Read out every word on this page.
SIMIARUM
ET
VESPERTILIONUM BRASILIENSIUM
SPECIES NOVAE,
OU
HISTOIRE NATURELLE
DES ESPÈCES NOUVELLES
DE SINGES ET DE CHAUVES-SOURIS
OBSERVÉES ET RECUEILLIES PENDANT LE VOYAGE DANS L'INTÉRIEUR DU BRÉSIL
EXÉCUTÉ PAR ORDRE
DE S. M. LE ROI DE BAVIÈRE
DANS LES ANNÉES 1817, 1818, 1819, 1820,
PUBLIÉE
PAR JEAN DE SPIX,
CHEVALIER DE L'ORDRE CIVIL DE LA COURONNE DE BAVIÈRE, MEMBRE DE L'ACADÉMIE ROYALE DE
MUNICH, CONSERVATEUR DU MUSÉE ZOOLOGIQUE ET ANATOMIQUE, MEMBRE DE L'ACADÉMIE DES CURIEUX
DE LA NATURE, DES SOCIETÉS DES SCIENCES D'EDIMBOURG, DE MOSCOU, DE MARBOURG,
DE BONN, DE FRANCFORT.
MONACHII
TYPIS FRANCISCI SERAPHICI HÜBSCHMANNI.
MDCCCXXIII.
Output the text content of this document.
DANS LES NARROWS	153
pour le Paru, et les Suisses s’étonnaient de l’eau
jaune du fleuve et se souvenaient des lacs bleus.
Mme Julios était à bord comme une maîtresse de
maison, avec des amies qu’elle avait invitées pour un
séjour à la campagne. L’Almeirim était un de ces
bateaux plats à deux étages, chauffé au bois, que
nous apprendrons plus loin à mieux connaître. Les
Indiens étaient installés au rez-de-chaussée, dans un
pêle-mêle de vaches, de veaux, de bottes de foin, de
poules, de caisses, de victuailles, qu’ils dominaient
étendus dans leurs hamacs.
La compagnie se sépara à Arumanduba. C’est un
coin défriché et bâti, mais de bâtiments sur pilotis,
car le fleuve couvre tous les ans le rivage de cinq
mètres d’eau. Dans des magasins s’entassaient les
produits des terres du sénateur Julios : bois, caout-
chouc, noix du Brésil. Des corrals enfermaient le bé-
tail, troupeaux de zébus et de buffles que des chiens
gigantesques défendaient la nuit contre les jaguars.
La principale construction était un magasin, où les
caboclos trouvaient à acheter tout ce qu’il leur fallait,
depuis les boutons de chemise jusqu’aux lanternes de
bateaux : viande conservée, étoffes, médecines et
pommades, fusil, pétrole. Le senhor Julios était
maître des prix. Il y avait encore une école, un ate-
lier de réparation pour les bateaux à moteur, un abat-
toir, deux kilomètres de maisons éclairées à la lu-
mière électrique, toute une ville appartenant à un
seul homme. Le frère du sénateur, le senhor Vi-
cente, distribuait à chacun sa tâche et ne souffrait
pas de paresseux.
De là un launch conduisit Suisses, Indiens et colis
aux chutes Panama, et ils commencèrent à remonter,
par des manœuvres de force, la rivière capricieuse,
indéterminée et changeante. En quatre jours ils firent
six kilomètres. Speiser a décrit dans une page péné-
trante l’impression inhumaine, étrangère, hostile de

□ □ □ □ □ □ □

§ **EXERCISE PROMPT**: All of the entries should be written out again exactly.

§ **THE ANSWER**:
Read out every word on this page.
SIMIARUM
ET
VESPERTILIONUM BRASILIENSIUM
SPECIES NOVAE,
OU
HISTOIRE NATURELLE
DES ESPÈCES NOUVELLES
DE SINGES ET DE CHAUVES-SOURIS
OBSERVÉES ET RECUEILLIES PENDANT LE VOYAGE DANS L'INTÉRIEUR DU BRÉSIL
EXÉCUTÉ PAR ORDRE
DE S. M. LE ROI DE BAVIÈRE
DANS LES ANNÉES 1817, 1818, 1819, 1820,
PUBLIÉE
PAR JEAN DE SPIX,
CHEVALIER DE L'ORDRE CIVIL DE LA COURONNE DE BAVIÈRE, MEMBRE DE L'ACADÉMIE ROYALE DE
MUNICH, CONSERVATEUR DU MUSÉE ZOOLOGIQUE ET ANATOMIQUE, MEMBRE DE L'ACADÉMIE DES CURIEUX
DE LA NATURE, DES SOCIETÉS DES SCIENCES D'EDIMBOURG, DE MOSCOU, DE MARBOURG,
DE BONN, DE FRANCFORT.
MONACHII
TYPIS FRANCISCI SERAPHICI HÜBSCHMANNI.
MDCCCXXIII.
Output the text content of this document.
DANS LES NARROWS	153
pour le Paru, et les Suisses s’étonnaient de l’eau
jaune du fleuve et se souvenaient des lacs bleus.
Mme Julios était à bord comme une maîtresse de
maison, avec des amies qu’elle avait invitées pour un
séjour à la campagne. L’Almeirim était un de ces
bateaux plats à deux étages, chauffé au bois, que
nous apprendrons plus loin à mieux connaître. Les
Indiens étaient installés au rez-de-chaussée, dans un
pêle-mêle de vaches, de veaux, de bottes de foin, de
poules, de caisses, de victuailles, qu’ils dominaient
étendus dans leurs hamacs.
La compagnie se sépara à Arumanduba. C’est un
coin défriché et bâti, mais de bâtiments sur pilotis,
car le fleuve couvre tous les ans le rivage de cinq
mètres d’eau. Dans des magasins s’entassaient les
produits des terres du sénateur Julios : bois, caout-
chouc, noix du Brésil. Des corrals enfermaient le bé-
tail, troupeaux de zébus et de buffles que des chiens
gigantesques défendaient la nuit contre les jaguars.
La principale construction était un magasin, où les
caboclos trouvaient à acheter tout ce qu’il leur fallait,
depuis les boutons de chemise jusqu’aux lanternes de
bateaux : viande conservée, étoffes, médecines et
pommades, fusil, pétrole. Le senhor Julios était
maître des prix. Il y avait encore une école, un ate-
lier de réparation pour les bateaux à moteur, un abat-
toir, deux kilomètres de maisons éclairées à la lu-
mière électrique, toute une ville appartenant à un
seul homme. Le frère du sénateur, le senhor Vi-
cente, distribuait à chacun sa tâche et ne souffrait
pas de paresseux.
De là un launch conduisit Suisses, Indiens et colis
aux chutes Panama, et ils commencèrent à remonter,
par des manœuvres de force, la rivière capricieuse,
indéterminée et changeante. En quatre jours ils firent
six kilomètres. Speiser a décrit dans une page péné-
trante l’impression inhumaine, étrangère, hostile de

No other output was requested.